**WRITTEN EXERCISE**
Go through the data below. Pull out every line that has the word "JSON".

[Data records]
■ ■ ■ ■ ■ ■ ■
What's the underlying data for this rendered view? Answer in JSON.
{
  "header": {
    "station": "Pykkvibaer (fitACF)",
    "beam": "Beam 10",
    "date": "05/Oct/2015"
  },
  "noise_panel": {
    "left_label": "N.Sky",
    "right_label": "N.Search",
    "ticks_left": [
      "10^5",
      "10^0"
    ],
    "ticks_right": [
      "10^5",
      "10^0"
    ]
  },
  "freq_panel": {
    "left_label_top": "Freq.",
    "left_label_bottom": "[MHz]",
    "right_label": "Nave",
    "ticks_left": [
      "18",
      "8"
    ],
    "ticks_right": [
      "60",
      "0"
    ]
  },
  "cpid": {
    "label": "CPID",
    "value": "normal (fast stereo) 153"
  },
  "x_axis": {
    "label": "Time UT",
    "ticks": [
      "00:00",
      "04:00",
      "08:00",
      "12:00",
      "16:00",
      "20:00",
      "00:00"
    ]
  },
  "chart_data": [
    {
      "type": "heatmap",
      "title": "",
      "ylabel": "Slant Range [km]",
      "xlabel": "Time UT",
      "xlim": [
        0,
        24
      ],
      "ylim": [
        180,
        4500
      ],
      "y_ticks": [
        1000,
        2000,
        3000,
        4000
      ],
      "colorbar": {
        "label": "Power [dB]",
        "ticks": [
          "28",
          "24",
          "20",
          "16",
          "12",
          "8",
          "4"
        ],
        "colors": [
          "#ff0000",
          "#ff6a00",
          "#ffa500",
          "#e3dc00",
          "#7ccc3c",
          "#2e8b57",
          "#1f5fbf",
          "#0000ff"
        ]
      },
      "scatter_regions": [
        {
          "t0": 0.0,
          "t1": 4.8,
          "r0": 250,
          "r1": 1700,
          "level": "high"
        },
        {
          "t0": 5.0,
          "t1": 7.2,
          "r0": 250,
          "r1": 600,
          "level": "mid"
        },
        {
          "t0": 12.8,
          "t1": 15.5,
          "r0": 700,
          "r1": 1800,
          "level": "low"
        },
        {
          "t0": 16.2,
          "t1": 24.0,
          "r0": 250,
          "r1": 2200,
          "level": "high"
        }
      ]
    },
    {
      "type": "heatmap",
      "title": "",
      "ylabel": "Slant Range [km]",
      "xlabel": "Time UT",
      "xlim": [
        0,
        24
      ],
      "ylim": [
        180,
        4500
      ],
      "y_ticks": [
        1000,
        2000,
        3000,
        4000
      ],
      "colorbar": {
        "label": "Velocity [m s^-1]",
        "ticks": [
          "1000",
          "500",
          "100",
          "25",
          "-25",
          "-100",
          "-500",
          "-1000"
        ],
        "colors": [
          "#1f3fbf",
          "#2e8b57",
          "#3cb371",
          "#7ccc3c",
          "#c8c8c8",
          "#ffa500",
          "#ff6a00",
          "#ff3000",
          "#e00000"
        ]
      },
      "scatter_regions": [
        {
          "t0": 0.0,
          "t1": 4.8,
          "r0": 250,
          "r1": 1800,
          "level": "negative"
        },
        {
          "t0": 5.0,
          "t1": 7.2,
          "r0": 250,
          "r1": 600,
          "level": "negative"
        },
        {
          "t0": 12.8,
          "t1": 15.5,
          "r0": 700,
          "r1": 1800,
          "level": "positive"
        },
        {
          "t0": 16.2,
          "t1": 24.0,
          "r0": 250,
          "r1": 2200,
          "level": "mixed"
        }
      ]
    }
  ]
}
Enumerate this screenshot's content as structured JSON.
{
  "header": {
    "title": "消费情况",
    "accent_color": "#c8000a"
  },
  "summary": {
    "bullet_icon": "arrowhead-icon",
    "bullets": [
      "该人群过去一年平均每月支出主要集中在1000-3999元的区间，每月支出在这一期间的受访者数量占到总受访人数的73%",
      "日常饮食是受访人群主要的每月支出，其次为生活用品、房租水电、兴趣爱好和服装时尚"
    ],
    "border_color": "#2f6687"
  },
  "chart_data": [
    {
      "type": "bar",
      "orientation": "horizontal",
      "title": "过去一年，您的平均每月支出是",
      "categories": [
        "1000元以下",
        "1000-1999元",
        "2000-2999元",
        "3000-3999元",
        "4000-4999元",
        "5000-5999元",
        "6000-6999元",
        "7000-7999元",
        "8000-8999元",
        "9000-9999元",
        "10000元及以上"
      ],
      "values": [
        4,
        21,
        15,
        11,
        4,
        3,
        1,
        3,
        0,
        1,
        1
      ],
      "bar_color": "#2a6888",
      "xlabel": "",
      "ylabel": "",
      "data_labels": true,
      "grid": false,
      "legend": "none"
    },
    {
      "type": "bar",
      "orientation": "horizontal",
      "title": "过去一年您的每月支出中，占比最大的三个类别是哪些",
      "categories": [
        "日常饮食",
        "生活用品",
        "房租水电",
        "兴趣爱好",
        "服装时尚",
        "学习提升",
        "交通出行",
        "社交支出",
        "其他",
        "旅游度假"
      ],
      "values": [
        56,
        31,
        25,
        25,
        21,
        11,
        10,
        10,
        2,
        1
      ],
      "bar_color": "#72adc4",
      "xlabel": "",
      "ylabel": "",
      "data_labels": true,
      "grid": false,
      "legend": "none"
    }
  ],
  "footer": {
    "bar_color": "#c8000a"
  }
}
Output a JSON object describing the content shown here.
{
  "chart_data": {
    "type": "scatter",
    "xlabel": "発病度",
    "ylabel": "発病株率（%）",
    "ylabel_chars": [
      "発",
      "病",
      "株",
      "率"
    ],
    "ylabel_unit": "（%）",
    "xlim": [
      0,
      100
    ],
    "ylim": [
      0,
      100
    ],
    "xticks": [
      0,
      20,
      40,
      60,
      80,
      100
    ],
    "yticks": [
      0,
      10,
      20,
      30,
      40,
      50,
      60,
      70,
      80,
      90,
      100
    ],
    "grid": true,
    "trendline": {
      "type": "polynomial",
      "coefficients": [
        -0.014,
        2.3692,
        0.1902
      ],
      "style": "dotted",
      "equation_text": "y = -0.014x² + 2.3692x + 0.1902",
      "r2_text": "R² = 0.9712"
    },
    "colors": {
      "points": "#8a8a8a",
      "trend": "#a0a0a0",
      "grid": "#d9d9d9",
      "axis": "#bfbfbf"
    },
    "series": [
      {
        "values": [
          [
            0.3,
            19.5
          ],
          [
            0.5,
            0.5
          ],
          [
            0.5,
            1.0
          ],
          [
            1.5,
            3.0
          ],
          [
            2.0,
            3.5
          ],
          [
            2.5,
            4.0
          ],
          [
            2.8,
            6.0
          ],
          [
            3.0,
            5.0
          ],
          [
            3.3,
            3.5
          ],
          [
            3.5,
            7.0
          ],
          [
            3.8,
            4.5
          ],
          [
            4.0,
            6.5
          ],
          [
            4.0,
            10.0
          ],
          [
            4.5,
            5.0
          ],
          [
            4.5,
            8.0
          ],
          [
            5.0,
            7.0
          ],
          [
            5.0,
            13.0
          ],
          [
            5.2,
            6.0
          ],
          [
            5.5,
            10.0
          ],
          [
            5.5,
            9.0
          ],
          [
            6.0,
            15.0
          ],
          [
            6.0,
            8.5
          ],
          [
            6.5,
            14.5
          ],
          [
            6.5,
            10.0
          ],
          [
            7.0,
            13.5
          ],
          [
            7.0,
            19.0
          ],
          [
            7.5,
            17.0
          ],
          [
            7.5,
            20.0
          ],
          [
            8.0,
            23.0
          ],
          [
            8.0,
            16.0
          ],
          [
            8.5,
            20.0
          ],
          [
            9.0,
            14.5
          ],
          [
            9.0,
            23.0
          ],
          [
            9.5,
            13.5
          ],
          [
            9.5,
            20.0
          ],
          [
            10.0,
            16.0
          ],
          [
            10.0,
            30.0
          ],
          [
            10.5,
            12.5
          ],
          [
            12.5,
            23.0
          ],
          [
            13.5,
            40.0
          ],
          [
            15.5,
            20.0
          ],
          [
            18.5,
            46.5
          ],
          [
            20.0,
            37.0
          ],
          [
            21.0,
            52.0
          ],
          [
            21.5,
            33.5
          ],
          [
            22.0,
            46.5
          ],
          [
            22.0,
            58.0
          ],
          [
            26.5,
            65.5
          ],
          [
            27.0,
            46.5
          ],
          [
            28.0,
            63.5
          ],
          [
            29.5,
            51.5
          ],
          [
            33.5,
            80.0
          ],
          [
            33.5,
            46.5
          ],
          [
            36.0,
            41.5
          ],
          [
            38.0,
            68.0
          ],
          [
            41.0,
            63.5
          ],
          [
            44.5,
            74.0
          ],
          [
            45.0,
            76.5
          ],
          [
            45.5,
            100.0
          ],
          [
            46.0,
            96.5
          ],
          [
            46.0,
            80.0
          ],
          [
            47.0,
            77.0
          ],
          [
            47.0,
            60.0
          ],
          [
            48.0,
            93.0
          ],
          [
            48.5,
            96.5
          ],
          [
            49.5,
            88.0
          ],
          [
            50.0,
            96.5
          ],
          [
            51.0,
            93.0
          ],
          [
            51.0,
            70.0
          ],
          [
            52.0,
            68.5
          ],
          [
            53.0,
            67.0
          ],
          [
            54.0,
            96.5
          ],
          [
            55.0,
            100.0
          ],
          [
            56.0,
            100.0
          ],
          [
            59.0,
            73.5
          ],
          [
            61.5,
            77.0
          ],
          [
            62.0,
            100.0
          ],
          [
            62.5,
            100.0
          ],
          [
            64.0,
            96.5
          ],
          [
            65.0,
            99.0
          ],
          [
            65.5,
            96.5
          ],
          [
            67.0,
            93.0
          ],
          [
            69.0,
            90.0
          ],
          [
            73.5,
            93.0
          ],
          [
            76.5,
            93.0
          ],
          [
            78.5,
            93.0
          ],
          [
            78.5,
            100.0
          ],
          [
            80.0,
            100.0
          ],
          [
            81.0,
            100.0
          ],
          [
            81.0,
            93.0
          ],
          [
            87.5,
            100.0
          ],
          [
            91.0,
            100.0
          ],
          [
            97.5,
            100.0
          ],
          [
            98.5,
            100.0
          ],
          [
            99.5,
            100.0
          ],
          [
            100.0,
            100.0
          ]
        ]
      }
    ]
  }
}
■ ■ ■ ■ ■ ■ ■
**CORRECT ANSWER**
What's the underlying data for this rendered view? Answer in JSON.
Enumerate this screenshot's content as structured JSON.
Output a JSON object describing the content shown here.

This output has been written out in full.